BEGIN Task inputs

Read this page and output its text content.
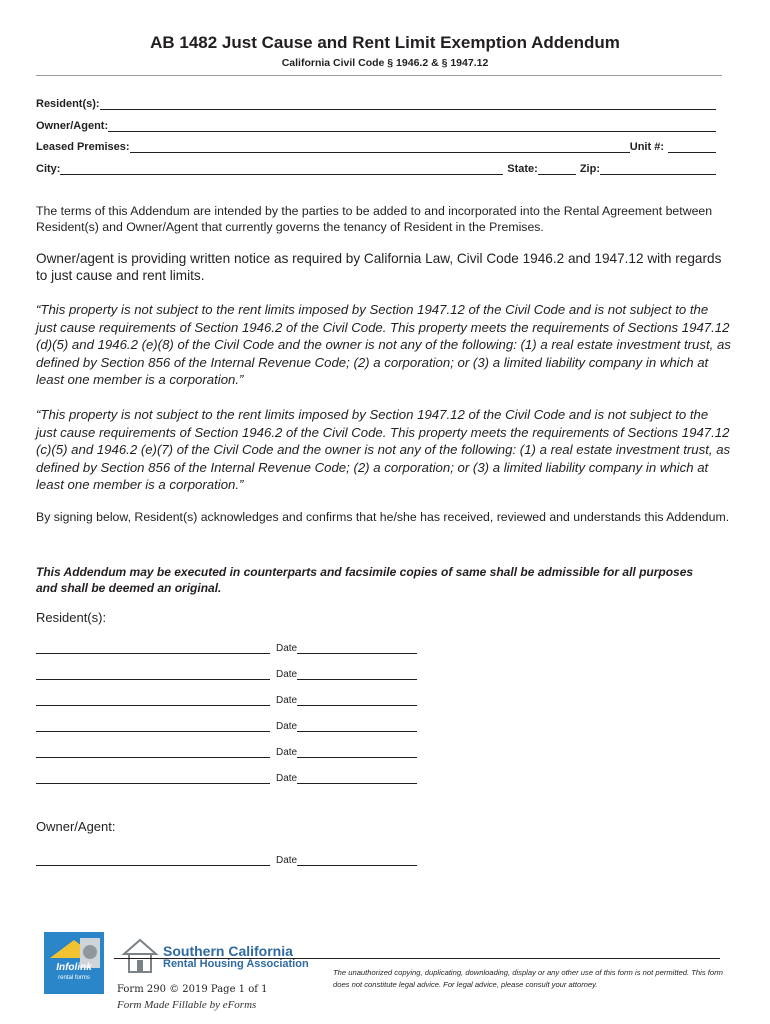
AB 1482 Just Cause and Rent Limit Exemption Addendum
California Civil Code § 1946.2 & § 1947.12
Resident(s):
Owner/Agent:
Leased Premises:	Unit #:
City:	State:	Zip:
The terms of this Addendum are intended by the parties to be added to and incorporated into the Rental Agreement between Resident(s) and Owner/Agent that currently governs the tenancy of Resident in the Premises.
Owner/agent is providing written notice as required by California Law, Civil Code 1946.2 and 1947.12 with regards to just cause and rent limits.
“This property is not subject to the rent limits imposed by Section 1947.12 of the Civil Code and is not subject to the just cause requirements of Section 1946.2 of the Civil Code. This property meets the requirements of Sections 1947.12 (d)(5) and 1946.2 (e)(8) of the Civil Code and the owner is not any of the following: (1) a real estate investment trust, as defined by Section 856 of the Internal Revenue Code; (2) a corporation; or (3) a limited liability company in which at least one member is a corporation.”
“This property is not subject to the rent limits imposed by Section 1947.12 of the Civil Code and is not subject to the just cause requirements of Section 1946.2 of the Civil Code. This property meets the requirements of Sections 1947.12 (c)(5) and 1946.2 (e)(7) of the Civil Code and the owner is not any of the following: (1) a real estate investment trust, as defined by Section 856 of the Internal Revenue Code; (2) a corporation; or (3) a limited liability company in which at least one member is a corporation.”
By signing below, Resident(s) acknowledges and confirms that he/she has received, reviewed and understands this Addendum.
This Addendum may be executed in counterparts and facsimile copies of same shall be admissible for all purposes and shall be deemed an original.
Resident(s):
Date
Date
Date
Date
Date
Date
Owner/Agent:
Date
Infolink
rental forms
Southern California
Rental Housing Association
Form 290 © 2019 Page 1 of 1
Form Made Fillable by eForms
The unauthorized copying, duplicating, downloading, display or any other use of this form is not permitted. This form does not constitute legal advice. For legal advice, please consult your attorney.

END Task inputs

#### Exercise description:
From the listing above, pick out each line where the word "that" appears.

#### Exercise answer:
The terms of this Addendum are intended by the parties to be added to and incorporated into the Rental Agreement between Resident(s) and Owner/Agent that currently governs the tenancy of Resident in the Premises.
By signing below, Resident(s) acknowledges and confirms that he/she has received, reviewed and understands this Addendum.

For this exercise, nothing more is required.